# Set problem
In the entries that follow, how many lines contain the word "this"? Answer with the number only.

# Given entries
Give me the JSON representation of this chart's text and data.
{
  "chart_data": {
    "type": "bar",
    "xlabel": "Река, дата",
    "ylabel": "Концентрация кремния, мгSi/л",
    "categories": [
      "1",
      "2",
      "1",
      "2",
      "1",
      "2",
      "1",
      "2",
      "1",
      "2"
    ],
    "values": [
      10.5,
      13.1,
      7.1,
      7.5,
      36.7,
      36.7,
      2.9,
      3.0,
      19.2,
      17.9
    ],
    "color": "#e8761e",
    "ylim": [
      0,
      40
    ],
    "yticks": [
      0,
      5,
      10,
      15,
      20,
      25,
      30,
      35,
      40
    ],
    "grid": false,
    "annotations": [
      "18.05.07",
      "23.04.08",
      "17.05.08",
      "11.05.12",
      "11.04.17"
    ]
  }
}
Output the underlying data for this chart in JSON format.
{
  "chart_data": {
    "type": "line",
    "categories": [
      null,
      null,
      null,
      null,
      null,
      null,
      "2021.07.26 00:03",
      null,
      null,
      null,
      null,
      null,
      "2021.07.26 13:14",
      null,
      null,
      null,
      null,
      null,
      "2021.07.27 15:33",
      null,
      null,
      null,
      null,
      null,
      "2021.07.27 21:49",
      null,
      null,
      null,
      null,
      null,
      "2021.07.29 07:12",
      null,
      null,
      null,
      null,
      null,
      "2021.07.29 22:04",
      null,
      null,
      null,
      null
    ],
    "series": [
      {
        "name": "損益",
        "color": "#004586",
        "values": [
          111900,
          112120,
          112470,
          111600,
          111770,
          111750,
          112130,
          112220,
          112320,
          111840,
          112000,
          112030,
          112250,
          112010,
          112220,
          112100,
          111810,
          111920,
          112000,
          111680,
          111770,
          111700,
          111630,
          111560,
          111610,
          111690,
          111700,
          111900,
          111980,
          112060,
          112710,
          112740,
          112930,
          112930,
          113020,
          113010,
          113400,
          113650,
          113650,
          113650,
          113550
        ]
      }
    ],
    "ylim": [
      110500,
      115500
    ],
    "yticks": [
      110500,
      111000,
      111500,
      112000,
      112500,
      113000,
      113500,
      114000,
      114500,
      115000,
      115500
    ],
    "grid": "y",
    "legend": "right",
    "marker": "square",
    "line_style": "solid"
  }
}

# Answer in full
2